==== EXCERPTED DATA ====

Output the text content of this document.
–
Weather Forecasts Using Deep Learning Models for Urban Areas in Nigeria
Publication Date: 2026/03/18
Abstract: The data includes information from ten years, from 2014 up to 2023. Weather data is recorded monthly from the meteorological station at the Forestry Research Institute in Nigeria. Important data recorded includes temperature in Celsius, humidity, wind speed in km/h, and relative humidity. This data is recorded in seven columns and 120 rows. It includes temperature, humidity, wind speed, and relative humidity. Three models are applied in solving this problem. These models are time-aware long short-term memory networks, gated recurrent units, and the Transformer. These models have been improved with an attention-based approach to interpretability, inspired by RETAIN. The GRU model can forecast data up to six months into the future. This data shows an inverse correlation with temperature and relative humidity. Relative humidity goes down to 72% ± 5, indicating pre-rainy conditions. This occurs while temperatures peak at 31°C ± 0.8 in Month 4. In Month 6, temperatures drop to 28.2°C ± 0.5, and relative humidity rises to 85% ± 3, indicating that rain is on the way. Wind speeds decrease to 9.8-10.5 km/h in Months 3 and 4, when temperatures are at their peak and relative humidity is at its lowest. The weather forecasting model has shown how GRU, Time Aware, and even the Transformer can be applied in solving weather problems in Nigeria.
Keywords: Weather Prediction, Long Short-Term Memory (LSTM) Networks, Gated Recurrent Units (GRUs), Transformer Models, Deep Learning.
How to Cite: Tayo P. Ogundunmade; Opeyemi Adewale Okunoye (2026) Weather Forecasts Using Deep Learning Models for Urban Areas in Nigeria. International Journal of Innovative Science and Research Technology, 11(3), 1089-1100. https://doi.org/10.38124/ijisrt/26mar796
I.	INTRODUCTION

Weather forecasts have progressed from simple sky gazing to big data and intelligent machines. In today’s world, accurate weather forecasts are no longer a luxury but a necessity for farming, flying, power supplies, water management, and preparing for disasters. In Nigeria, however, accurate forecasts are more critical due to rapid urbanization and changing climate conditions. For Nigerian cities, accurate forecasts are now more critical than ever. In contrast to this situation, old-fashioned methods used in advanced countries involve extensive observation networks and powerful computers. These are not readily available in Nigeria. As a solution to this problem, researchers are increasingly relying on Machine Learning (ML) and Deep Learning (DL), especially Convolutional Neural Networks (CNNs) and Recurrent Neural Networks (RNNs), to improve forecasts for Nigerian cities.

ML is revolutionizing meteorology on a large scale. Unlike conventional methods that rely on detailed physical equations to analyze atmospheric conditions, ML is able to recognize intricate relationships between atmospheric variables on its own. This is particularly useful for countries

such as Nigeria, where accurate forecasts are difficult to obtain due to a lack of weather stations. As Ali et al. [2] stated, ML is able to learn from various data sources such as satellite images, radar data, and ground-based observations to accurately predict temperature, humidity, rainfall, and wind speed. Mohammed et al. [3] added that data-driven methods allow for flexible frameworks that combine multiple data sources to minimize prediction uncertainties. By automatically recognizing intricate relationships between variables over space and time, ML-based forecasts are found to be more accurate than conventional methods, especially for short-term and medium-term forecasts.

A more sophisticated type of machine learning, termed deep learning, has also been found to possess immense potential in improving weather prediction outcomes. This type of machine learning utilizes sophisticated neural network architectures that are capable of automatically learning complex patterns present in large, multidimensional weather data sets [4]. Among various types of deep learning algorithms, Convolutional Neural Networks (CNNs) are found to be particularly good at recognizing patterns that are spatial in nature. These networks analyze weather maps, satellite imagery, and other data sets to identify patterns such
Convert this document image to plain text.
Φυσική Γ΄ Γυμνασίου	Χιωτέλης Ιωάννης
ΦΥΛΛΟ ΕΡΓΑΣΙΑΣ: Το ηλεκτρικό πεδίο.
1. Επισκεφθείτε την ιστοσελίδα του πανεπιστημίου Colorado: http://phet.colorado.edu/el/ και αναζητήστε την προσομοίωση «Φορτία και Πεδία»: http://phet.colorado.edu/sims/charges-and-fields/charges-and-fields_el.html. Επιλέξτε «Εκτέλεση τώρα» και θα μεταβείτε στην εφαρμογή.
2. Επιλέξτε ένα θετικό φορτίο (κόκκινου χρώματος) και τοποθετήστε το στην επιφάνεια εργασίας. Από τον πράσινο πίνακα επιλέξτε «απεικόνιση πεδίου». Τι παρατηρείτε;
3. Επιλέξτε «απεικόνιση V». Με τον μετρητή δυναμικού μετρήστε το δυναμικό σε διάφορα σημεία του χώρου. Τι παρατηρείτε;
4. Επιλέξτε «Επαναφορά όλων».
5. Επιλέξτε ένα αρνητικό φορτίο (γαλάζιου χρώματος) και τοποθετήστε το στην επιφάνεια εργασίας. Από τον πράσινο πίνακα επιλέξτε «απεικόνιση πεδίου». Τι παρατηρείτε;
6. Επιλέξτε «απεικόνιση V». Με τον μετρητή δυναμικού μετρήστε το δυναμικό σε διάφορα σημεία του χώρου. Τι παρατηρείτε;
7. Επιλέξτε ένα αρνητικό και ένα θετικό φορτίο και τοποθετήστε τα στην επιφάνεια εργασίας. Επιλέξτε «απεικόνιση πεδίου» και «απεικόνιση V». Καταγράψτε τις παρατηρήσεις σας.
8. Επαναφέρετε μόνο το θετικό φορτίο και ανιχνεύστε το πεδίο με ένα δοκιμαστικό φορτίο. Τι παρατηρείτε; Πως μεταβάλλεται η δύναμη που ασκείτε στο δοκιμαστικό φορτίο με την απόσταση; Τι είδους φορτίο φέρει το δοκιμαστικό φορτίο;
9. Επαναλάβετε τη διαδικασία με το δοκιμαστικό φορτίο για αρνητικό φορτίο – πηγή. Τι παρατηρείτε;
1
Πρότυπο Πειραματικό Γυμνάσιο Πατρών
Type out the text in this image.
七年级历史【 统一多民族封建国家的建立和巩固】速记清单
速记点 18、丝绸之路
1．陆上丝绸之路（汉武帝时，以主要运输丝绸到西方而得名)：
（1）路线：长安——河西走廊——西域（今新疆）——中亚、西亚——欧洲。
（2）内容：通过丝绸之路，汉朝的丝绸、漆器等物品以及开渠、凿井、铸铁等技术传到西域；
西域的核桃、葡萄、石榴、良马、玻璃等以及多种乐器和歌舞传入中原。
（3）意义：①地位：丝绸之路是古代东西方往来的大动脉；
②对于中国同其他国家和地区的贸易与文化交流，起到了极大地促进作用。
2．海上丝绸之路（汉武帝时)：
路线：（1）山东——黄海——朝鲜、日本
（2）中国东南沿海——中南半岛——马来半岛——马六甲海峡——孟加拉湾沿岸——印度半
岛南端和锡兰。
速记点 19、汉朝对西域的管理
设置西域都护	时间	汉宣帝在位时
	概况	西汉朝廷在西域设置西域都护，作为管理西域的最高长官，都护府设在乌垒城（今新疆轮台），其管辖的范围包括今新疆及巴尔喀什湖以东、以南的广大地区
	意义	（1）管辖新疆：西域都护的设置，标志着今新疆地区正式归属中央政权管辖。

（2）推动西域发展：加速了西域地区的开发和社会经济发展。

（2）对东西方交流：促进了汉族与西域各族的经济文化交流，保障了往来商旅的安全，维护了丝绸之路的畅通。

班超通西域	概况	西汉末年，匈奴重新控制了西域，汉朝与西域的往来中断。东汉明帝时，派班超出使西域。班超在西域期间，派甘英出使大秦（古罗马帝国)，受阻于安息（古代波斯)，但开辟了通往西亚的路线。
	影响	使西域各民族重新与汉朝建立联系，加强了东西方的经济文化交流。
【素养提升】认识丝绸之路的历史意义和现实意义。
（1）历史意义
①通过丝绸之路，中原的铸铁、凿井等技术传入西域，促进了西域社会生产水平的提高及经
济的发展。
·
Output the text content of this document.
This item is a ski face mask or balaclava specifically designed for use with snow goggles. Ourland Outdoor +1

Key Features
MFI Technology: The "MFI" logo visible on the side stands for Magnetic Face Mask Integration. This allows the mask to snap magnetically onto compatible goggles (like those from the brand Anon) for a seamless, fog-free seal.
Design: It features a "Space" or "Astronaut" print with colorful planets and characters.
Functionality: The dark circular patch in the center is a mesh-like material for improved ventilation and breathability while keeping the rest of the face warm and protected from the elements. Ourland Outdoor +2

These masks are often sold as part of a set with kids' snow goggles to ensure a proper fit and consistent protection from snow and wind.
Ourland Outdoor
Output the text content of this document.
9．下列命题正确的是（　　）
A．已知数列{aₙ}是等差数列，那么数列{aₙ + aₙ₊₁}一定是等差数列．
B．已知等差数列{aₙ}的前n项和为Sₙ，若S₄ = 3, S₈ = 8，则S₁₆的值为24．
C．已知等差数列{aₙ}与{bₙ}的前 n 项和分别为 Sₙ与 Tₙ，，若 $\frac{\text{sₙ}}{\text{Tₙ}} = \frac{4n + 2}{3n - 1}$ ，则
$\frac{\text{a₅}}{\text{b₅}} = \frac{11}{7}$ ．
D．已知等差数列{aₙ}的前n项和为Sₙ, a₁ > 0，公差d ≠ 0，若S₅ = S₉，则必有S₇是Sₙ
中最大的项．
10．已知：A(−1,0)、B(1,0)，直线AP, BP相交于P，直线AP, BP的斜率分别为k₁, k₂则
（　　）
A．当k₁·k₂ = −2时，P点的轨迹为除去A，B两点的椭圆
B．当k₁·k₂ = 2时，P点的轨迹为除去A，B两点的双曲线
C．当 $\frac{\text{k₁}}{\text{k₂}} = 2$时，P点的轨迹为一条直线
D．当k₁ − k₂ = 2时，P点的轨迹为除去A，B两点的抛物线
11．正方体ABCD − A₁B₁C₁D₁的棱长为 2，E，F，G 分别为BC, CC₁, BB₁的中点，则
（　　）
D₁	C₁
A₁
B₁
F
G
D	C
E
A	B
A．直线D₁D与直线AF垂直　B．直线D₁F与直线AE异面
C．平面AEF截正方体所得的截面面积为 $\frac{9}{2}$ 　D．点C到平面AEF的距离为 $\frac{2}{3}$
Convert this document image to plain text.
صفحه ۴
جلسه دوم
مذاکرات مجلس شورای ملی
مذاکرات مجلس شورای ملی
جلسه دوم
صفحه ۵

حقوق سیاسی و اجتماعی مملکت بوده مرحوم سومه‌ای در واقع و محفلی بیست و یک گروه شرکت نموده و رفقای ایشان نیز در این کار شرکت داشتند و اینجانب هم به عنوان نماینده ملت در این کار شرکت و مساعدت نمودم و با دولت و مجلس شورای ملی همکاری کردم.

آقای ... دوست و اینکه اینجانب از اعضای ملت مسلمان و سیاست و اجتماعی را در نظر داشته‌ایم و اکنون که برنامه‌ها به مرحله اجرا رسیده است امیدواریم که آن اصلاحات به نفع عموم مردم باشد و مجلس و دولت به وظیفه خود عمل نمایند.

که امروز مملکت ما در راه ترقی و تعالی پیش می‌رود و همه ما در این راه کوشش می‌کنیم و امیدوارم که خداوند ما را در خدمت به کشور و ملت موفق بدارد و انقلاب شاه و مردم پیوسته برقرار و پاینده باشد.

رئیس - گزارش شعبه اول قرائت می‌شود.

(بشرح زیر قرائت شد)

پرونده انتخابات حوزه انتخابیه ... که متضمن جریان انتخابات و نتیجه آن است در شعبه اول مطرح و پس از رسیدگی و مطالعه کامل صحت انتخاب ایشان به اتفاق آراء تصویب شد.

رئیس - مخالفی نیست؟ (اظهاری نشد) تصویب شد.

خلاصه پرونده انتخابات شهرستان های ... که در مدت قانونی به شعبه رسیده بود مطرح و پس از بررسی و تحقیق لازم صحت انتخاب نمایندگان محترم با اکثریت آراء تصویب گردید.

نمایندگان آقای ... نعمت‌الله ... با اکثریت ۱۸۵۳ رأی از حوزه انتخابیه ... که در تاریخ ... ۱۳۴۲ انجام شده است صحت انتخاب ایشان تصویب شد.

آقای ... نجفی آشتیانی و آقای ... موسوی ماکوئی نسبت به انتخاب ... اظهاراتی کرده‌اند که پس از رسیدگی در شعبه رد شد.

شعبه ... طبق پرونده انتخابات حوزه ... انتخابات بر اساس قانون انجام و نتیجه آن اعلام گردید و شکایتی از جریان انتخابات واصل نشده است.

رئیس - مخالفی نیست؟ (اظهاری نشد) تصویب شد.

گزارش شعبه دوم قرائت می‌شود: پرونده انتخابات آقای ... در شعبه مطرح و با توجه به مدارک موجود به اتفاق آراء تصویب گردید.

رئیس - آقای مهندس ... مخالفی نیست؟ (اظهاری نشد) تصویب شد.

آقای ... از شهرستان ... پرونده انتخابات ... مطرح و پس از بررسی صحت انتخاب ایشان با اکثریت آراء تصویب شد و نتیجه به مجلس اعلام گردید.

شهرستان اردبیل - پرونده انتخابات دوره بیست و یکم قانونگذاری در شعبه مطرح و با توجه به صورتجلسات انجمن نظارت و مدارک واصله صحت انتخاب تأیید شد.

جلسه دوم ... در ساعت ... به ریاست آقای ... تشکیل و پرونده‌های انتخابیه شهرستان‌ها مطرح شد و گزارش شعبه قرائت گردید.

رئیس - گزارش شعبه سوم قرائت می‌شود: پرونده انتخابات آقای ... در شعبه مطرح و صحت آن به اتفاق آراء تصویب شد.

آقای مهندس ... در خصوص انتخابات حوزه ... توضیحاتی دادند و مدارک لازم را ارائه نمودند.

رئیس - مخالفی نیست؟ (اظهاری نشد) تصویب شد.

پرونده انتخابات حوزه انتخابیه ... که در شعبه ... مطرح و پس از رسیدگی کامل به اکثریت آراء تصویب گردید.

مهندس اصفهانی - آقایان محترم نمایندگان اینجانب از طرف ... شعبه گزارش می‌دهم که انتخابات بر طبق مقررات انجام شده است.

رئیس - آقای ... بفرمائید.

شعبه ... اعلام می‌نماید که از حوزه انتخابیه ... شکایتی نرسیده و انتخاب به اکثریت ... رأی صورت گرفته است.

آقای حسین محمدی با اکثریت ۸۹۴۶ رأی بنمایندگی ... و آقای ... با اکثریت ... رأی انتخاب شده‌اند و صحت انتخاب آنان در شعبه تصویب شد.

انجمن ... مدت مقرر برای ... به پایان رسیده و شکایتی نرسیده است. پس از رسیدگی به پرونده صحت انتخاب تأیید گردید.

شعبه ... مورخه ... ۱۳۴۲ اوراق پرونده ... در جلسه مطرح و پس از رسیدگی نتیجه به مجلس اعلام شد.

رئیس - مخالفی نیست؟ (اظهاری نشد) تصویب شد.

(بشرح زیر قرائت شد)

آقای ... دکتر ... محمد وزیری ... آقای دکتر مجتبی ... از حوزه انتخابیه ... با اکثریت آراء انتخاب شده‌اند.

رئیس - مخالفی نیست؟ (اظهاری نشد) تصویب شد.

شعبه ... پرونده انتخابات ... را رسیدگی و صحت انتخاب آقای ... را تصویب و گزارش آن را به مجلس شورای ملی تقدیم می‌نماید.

====

YOUR GOAL: Your task is to collect every line above that contains the word "جریان".

ANSWER TO THIS TASK:
پرونده انتخابات حوزه انتخابیه ... که متضمن جریان انتخابات و نتیجه آن است در شعبه اول مطرح و پس از رسیدگی و مطالعه کامل صحت انتخاب ایشان به اتفاق آراء تصویب شد.
شعبه ... طبق پرونده انتخابات حوزه ... انتخابات بر اساس قانون انجام و نتیجه آن اعلام گردید و شکایتی از جریان انتخابات واصل نشده است.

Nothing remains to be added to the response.